— START OF Data for processing —
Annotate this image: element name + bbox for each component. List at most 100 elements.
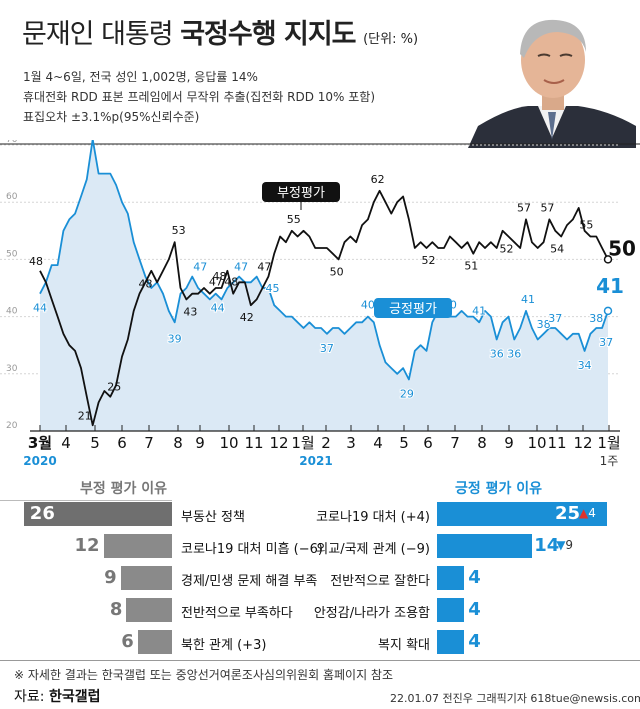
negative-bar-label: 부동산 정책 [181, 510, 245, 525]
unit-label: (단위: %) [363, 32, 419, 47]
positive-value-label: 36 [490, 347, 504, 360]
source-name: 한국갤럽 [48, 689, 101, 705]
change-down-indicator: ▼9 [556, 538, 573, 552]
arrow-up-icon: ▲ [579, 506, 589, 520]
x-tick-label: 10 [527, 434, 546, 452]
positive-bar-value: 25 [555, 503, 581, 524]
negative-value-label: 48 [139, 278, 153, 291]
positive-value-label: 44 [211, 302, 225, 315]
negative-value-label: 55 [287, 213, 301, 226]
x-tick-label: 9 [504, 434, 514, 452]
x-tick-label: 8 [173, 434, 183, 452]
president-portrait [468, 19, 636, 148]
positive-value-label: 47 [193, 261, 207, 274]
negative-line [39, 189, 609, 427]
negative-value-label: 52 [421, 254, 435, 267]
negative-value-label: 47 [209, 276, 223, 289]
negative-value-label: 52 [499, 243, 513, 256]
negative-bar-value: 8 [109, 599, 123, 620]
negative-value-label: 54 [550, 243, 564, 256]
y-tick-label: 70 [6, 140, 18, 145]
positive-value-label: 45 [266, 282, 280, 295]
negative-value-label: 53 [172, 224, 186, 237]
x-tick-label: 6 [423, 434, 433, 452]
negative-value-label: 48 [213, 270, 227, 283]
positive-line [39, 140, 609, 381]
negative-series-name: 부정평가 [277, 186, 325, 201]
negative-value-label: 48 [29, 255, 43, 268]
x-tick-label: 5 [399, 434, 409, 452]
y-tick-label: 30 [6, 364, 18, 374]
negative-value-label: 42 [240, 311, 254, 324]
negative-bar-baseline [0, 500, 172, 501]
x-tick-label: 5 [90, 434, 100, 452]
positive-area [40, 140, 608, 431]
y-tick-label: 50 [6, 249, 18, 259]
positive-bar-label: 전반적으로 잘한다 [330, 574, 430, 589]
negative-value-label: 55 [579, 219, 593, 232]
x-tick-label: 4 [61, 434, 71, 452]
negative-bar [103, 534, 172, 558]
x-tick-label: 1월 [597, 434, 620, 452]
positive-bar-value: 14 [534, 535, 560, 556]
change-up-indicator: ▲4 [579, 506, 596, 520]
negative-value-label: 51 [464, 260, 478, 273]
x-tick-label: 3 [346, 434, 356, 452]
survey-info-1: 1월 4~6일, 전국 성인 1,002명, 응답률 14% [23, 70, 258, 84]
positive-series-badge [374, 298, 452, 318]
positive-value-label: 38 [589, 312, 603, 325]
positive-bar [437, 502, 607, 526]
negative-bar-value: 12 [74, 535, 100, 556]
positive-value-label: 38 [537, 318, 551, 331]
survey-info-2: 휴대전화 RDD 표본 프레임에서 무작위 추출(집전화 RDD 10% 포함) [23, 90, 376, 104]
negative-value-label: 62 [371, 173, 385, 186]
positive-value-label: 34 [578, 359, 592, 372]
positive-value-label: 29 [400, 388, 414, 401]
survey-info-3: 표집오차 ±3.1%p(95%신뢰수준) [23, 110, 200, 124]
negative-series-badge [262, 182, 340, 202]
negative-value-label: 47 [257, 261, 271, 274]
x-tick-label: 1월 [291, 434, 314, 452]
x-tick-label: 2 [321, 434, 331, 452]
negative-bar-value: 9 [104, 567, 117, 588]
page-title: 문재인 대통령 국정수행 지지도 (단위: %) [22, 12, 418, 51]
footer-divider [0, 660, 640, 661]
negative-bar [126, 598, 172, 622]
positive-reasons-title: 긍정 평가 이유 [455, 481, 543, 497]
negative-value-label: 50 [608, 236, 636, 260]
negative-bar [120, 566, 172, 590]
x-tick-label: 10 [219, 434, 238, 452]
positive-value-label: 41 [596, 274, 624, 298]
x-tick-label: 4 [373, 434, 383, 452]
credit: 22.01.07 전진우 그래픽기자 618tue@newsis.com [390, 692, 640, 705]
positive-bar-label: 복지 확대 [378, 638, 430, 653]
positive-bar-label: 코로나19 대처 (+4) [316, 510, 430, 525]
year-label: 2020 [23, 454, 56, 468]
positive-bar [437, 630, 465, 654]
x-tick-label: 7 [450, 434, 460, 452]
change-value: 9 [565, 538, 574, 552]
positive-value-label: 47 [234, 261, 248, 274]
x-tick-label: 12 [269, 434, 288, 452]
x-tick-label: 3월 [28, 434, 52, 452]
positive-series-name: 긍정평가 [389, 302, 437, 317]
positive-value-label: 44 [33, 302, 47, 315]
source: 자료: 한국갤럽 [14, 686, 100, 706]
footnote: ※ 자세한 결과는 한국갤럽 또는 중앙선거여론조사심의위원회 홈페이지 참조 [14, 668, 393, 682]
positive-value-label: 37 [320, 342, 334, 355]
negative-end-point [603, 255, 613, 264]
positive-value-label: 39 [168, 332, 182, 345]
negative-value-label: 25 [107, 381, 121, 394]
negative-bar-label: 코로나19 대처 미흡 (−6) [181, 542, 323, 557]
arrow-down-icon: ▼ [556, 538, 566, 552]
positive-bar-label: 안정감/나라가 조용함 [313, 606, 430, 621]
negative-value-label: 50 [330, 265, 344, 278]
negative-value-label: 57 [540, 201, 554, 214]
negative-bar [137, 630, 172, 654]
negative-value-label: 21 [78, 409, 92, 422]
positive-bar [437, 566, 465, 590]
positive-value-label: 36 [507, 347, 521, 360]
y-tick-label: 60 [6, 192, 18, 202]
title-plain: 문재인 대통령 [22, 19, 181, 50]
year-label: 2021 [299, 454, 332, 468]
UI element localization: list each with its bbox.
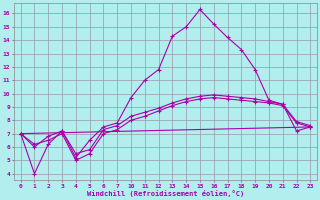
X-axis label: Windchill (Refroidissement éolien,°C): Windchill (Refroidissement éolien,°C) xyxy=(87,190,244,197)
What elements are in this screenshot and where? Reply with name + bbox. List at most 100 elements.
— END OF Data for processing —
Required work -
Copy out the material set down above line for line, without changing a word, and leave the pictures out.

Response to this exercise -
Annotate this image: element name + bbox for each component. List at most 100 elements.
negative-bar-label: 부동산 정책 [181, 510, 245, 525]
unit-label: (단위: %) [363, 32, 419, 47]
positive-value-label: 36 [490, 347, 504, 360]
source-name: 한국갤럽 [48, 689, 101, 705]
change-down-indicator: ▼9 [556, 538, 573, 552]
arrow-up-icon: ▲ [579, 506, 589, 520]
x-tick-label: 10 [527, 434, 546, 452]
positive-bar-value: 25 [555, 503, 581, 524]
negative-value-label: 48 [139, 278, 153, 291]
positive-value-label: 44 [211, 302, 225, 315]
negative-value-label: 55 [287, 213, 301, 226]
x-tick-label: 9 [504, 434, 514, 452]
x-tick-label: 8 [173, 434, 183, 452]
president-portrait [468, 19, 636, 148]
positive-value-label: 47 [193, 261, 207, 274]
negative-line [39, 189, 609, 427]
negative-value-label: 52 [421, 254, 435, 267]
negative-value-label: 47 [209, 276, 223, 289]
negative-value-label: 52 [499, 243, 513, 256]
negative-bar-value: 8 [109, 599, 123, 620]
negative-value-label: 54 [550, 243, 564, 256]
y-tick-label: 70 [6, 140, 18, 145]
positive-value-label: 45 [266, 282, 280, 295]
negative-value-label: 53 [172, 224, 186, 237]
x-tick-label: 6 [423, 434, 433, 452]
negative-value-label: 48 [213, 270, 227, 283]
positive-line [39, 140, 609, 381]
negative-series-name: 부정평가 [277, 186, 325, 201]
negative-value-label: 48 [29, 255, 43, 268]
x-tick-label: 5 [399, 434, 409, 452]
y-tick-label: 30 [6, 364, 18, 374]
negative-value-label: 42 [240, 311, 254, 324]
negative-bar-baseline [0, 500, 172, 501]
x-tick-label: 5 [90, 434, 100, 452]
positive-area [40, 140, 608, 431]
y-tick-label: 50 [6, 249, 18, 259]
positive-bar-label: 전반적으로 잘한다 [330, 574, 430, 589]
negative-value-label: 55 [579, 219, 593, 232]
x-tick-label: 4 [61, 434, 71, 452]
negative-bar [103, 534, 172, 558]
x-tick-label: 1월 [597, 434, 620, 452]
positive-bar-value: 14 [534, 535, 560, 556]
change-up-indicator: ▲4 [579, 506, 596, 520]
negative-value-label: 51 [464, 260, 478, 273]
x-tick-label: 3 [346, 434, 356, 452]
survey-info-1: 1월 4~6일, 전국 성인 1,002명, 응답률 14% [23, 70, 258, 84]
positive-series-badge [374, 298, 452, 318]
positive-value-label: 38 [589, 312, 603, 325]
positive-bar [437, 502, 607, 526]
negative-bar-value: 12 [74, 535, 100, 556]
positive-value-label: 38 [537, 318, 551, 331]
survey-info-2: 휴대전화 RDD 표본 프레임에서 무작위 추출(집전화 RDD 10% 포함) [23, 90, 376, 104]
negative-value-label: 62 [371, 173, 385, 186]
positive-value-label: 34 [578, 359, 592, 372]
positive-value-label: 29 [400, 388, 414, 401]
survey-info-3: 표집오차 ±3.1%p(95%신뢰수준) [23, 110, 200, 124]
negative-series-badge [262, 182, 340, 202]
negative-value-label: 47 [257, 261, 271, 274]
x-tick-label: 1월 [291, 434, 314, 452]
x-tick-label: 2 [321, 434, 331, 452]
negative-bar-value: 9 [104, 567, 117, 588]
page-title: 문재인 대통령 국정수행 지지도 (단위: %) [22, 12, 418, 51]
footer-divider [0, 660, 640, 661]
negative-bar [126, 598, 172, 622]
positive-reasons-title: 긍정 평가 이유 [455, 481, 543, 497]
negative-value-label: 50 [608, 236, 636, 260]
negative-bar [120, 566, 172, 590]
x-tick-label: 10 [219, 434, 238, 452]
positive-value-label: 41 [596, 274, 624, 298]
x-tick-label: 4 [373, 434, 383, 452]
credit: 22.01.07 전진우 그래픽기자 618tue@newsis.com [390, 692, 640, 705]
positive-bar-label: 복지 확대 [378, 638, 430, 653]
positive-bar-label: 코로나19 대처 (+4) [316, 510, 430, 525]
year-label: 2020 [23, 454, 56, 468]
positive-bar [437, 630, 465, 654]
x-tick-label: 7 [450, 434, 460, 452]
change-value: 9 [565, 538, 574, 552]
positive-value-label: 47 [234, 261, 248, 274]
x-tick-label: 12 [269, 434, 288, 452]
x-tick-label: 3월 [28, 434, 52, 452]
positive-series-name: 긍정평가 [389, 302, 437, 317]
positive-value-label: 44 [33, 302, 47, 315]
source: 자료: 한국갤럽 [14, 686, 100, 706]
footnote: ※ 자세한 결과는 한국갤럽 또는 중앙선거여론조사심의위원회 홈페이지 참조 [14, 668, 393, 682]
positive-value-label: 37 [320, 342, 334, 355]
negative-end-point [603, 255, 613, 264]
positive-value-label: 39 [168, 332, 182, 345]
negative-value-label: 25 [107, 381, 121, 394]
negative-bar-label: 코로나19 대처 미흡 (−6) [181, 542, 323, 557]
arrow-down-icon: ▼ [556, 538, 566, 552]
positive-bar-label: 안정감/나라가 조용함 [313, 606, 430, 621]
negative-value-label: 50 [330, 265, 344, 278]
negative-value-label: 57 [540, 201, 554, 214]
negative-bar [137, 630, 172, 654]
negative-value-label: 21 [78, 409, 92, 422]
positive-bar [437, 566, 465, 590]
positive-value-label: 36 [507, 347, 521, 360]
y-tick-label: 60 [6, 192, 18, 202]
title-plain: 문재인 대통령 [22, 19, 181, 50]
year-label: 2021 [299, 454, 332, 468]
UI element localization: list each with its bbox.
X-axis label: Windchill (Refroidissement éolien,°C): Windchill (Refroidissement éolien,°C) xyxy=(87,190,244,197)
What elements are in this screenshot and where? Reply with name + bbox. List at most 100 elements.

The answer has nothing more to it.